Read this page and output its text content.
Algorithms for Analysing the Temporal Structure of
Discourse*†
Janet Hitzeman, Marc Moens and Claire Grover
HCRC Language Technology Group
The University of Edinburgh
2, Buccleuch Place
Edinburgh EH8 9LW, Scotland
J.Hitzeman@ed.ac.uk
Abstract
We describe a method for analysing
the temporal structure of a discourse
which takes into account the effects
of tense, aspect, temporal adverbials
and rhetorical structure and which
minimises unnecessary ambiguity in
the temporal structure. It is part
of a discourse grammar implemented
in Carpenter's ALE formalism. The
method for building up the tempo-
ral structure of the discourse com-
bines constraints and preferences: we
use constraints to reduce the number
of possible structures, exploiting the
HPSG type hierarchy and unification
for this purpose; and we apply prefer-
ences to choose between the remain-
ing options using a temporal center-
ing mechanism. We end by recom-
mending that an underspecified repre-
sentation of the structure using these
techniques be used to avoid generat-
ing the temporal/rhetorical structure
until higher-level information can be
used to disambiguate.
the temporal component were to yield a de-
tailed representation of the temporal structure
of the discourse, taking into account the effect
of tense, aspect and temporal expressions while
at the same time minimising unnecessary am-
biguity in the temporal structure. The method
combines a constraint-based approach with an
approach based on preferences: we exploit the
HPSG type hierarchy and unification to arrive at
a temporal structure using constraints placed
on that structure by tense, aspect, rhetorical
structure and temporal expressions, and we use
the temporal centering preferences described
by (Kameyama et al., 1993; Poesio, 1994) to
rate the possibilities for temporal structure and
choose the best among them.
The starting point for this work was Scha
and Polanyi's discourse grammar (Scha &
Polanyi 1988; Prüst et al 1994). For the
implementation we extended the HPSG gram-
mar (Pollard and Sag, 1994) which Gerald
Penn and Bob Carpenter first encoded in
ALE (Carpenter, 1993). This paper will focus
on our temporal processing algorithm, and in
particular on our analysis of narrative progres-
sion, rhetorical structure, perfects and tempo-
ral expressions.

........

* [What you will do]
Write out the complete set of records exactly as given.

* [Response to the exercise]
Read this page and output its text content.
Algorithms for Analysing the Temporal Structure of
Discourse*†
Janet Hitzeman, Marc Moens and Claire Grover
HCRC Language Technology Group
The University of Edinburgh
2, Buccleuch Place
Edinburgh EH8 9LW, Scotland
J.Hitzeman@ed.ac.uk
Abstract
We describe a method for analysing
the temporal structure of a discourse
which takes into account the effects
of tense, aspect, temporal adverbials
and rhetorical structure and which
minimises unnecessary ambiguity in
the temporal structure. It is part
of a discourse grammar implemented
in Carpenter's ALE formalism. The
method for building up the tempo-
ral structure of the discourse com-
bines constraints and preferences: we
use constraints to reduce the number
of possible structures, exploiting the
HPSG type hierarchy and unification
for this purpose; and we apply prefer-
ences to choose between the remain-
ing options using a temporal center-
ing mechanism. We end by recom-
mending that an underspecified repre-
sentation of the structure using these
techniques be used to avoid generat-
ing the temporal/rhetorical structure
until higher-level information can be
used to disambiguate.
the temporal component were to yield a de-
tailed representation of the temporal structure
of the discourse, taking into account the effect
of tense, aspect and temporal expressions while
at the same time minimising unnecessary am-
biguity in the temporal structure. The method
combines a constraint-based approach with an
approach based on preferences: we exploit the
HPSG type hierarchy and unification to arrive at
a temporal structure using constraints placed
on that structure by tense, aspect, rhetorical
structure and temporal expressions, and we use
the temporal centering preferences described
by (Kameyama et al., 1993; Poesio, 1994) to
rate the possibilities for temporal structure and
choose the best among them.
The starting point for this work was Scha
and Polanyi's discourse grammar (Scha &
Polanyi 1988; Prüst et al 1994). For the
implementation we extended the HPSG gram-
mar (Pollard and Sag, 1994) which Gerald
Penn and Bob Carpenter first encoded in
ALE (Carpenter, 1993). This paper will focus
on our temporal processing algorithm, and in
particular on our analysis of narrative progres-
sion, rhetorical structure, perfects and tempo-
ral expressions.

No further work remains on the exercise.